Recorded data:
***

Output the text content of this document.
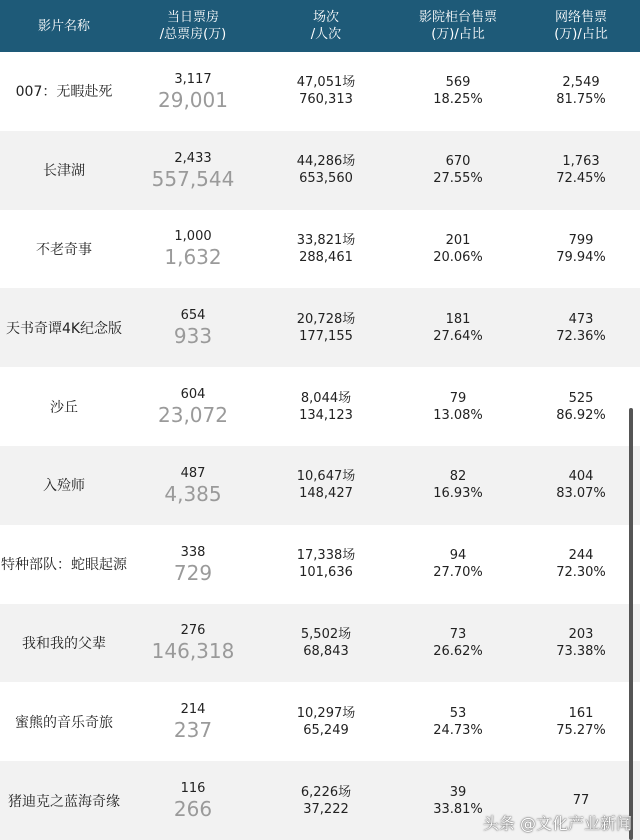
影片名称
当日票房
/总票房(万)
场次
/人次
影院柜台售票
(万)/占比
网络售票
(万)/占比
007：无暇赴死
3,117
29,001
47,051场
760,313
569
18.25%
2,549
81.75%
长津湖
2,433
557,544
44,286场
653,560
670
27.55%
1,763
72.45%
不老奇事
1,000
1,632
33,821场
288,461
201
20.06%
799
79.94%
天书奇谭4K纪念版
654
933
20,728场
177,155
181
27.64%
473
72.36%
沙丘
604
23,072
8,044场
134,123
79
13.08%
525
86.92%
入殓师
487
4,385
10,647场
148,427
82
16.93%
404
83.07%
特种部队：蛇眼起源
338
729
17,338场
101,636
94
27.70%
244
72.30%
我和我的父辈
276
146,318
5,502场
68,843
73
26.62%
203
73.38%
蜜熊的音乐奇旅
214
237
10,297场
65,249
53
24.73%
161
75.27%
猪迪克之蓝海奇缘
116
266
6,226场
37,222
39
33.81%
77
头条 @文化产业新闻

***

* [Instructions for the task]
Without including the pictures, reproduce all entries exactly.

* [Finished exercise]
Output the text content of this document.
影片名称
当日票房
/总票房(万)
场次
/人次
影院柜台售票
(万)/占比
网络售票
(万)/占比
007：无暇赴死
3,117
29,001
47,051场
760,313
569
18.25%
2,549
81.75%
长津湖
2,433
557,544
44,286场
653,560
670
27.55%
1,763
72.45%
不老奇事
1,000
1,632
33,821场
288,461
201
20.06%
799
79.94%
天书奇谭4K纪念版
654
933
20,728场
177,155
181
27.64%
473
72.36%
沙丘
604
23,072
8,044场
134,123
79
13.08%
525
86.92%
入殓师
487
4,385
10,647场
148,427
82
16.93%
404
83.07%
特种部队：蛇眼起源
338
729
17,338场
101,636
94
27.70%
244
72.30%
我和我的父辈
276
146,318
5,502场
68,843
73
26.62%
203
73.38%
蜜熊的音乐奇旅
214
237
10,297场
65,249
53
24.73%
161
75.27%
猪迪克之蓝海奇缘
116
266
6,226场
37,222
39
33.81%
77
头条 @文化产业新闻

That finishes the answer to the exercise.